> [Excerpt provided]
####

From 30e6525ef4fe223fb387eb3ba517314115baabb0 Mon Sep 17 00:00:00 2001
From: Jesse Chan <jesse.chan@databricks.com>
Date: Tue, 13 Feb 2024 14:01:41 -0800
Subject: [PATCH 16/19] Race condition fix in checkpoint loading util (#3001)

* HSDP fix race condition

* bug fix

* clean up

* update comments

* Update composer/utils/checkpoint.py

Co-authored-by: Mihir Patel <mihir.v.patel7@gmail.com>

* bug fix

* linter

* Update composer/utils/checkpoint.py

Co-authored-by: Mihir Patel <mihir.v.patel7@gmail.com>

* Update composer/utils/checkpoint.py

Co-authored-by: Mihir Patel <mihir.v.patel7@gmail.com>

* Update composer/utils/checkpoint.py

Co-authored-by: Mihir Patel <mihir.v.patel7@gmail.com>

---------

Co-authored-by: Mihir Patel <mihir.v.patel7@gmail.com>
---
 composer/utils/checkpoint.py | 28 ++++++++++++++++++++++------
 1 file changed, 22 insertions(+), 6 deletions(-)

diff --git a/composer/utils/checkpoint.py b/composer/utils/checkpoint.py
index ad814f84f4..a50a2db27d 100644
--- a/composer/utils/checkpoint.py
+++ b/composer/utils/checkpoint.py
@@ -217,17 +217,33 @@ def read_data(self, plan: LoadPlan, planner: LoadPlanner):
         first_replica = self.device_mesh is None or self.device_mesh.ndim == 1 or (
             self.device_mesh.ndim >= 2 and self.device_mesh.get_local_rank(mesh_dim=0) == 0)
 
-        # 1. Download to the destination all files this rank needs if on first replica
+        # 1. Collect the relative paths to download for all ranks for deduplication
+        relative_file_paths = set()
+        for plan_item in plan.items:
+            relative_file_paths.add(self.storage_data[plan_item.storage_index].relative_path)
+        all_file_paths = dist.all_gather_object(relative_file_paths)
+
+        # 2. Download to the destination all files this rank needs if on first replica
         if first_replica:
             log.debug(f'Rank {dist.get_global_rank()} starting to download files.')
+
+            # Get the lowest rank in the current node
+            local_rank_0 = dist.get_global_rank() - dist.get_local_rank()

####

> [Aim] Rewrite the opening block of the patch, starting "From 30e6525ef4fe", as a short list that keeps its main facts. Nothing here depends on the records.

> [Element boundary records]
####

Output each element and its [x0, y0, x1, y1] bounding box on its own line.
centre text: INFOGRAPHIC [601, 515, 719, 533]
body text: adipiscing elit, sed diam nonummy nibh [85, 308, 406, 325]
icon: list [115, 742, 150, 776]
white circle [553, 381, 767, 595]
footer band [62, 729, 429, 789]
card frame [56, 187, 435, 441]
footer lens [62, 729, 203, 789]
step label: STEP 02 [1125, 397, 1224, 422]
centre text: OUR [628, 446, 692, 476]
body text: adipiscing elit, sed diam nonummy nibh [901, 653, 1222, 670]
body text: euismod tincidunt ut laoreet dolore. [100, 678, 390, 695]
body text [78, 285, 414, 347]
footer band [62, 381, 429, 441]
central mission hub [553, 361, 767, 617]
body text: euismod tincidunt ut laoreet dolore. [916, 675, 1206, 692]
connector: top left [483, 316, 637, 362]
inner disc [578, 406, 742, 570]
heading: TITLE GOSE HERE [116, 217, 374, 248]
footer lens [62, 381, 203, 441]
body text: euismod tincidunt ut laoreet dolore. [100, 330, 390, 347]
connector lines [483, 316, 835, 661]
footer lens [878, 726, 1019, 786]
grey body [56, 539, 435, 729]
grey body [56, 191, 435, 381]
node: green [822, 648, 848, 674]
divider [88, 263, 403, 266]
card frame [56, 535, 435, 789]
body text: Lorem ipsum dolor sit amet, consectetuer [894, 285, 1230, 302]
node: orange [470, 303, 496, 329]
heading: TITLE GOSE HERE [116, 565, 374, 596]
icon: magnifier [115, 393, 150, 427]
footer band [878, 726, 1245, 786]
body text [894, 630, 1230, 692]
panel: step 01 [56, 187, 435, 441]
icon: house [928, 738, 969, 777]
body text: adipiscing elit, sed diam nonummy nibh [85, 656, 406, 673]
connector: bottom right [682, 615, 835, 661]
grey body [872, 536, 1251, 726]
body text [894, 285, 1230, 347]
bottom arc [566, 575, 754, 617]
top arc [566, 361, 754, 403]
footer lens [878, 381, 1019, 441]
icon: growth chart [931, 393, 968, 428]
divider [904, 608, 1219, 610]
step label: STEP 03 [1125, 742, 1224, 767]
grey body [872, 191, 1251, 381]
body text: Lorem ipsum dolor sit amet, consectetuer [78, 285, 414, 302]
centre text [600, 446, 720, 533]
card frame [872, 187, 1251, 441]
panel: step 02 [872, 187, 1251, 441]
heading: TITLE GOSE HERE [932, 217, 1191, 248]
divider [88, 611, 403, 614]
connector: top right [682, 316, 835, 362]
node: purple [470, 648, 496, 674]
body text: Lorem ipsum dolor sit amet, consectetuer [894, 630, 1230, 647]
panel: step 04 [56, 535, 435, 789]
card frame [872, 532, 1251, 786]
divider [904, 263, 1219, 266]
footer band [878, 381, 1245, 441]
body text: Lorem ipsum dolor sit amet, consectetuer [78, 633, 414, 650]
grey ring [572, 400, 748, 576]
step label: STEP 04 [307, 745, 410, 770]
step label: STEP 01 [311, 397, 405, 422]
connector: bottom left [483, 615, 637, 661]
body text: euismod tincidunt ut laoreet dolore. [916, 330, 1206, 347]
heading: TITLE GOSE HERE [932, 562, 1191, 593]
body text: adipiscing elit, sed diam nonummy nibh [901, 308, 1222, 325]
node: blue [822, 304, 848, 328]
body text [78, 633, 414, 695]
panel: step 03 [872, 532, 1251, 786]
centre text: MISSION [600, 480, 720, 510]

####

> [Full output]
- Commit: 30e6525ef4fe223fb387eb3ba517314115baabb0
- Author: Jesse Chan (jesse.chan@databricks.com)
- Date: Tue, 13 Feb 2024, 14:01:41 -0800
- Subject: patch 16 of 19, "Race condition fix in checkpoint loading util" (#3001)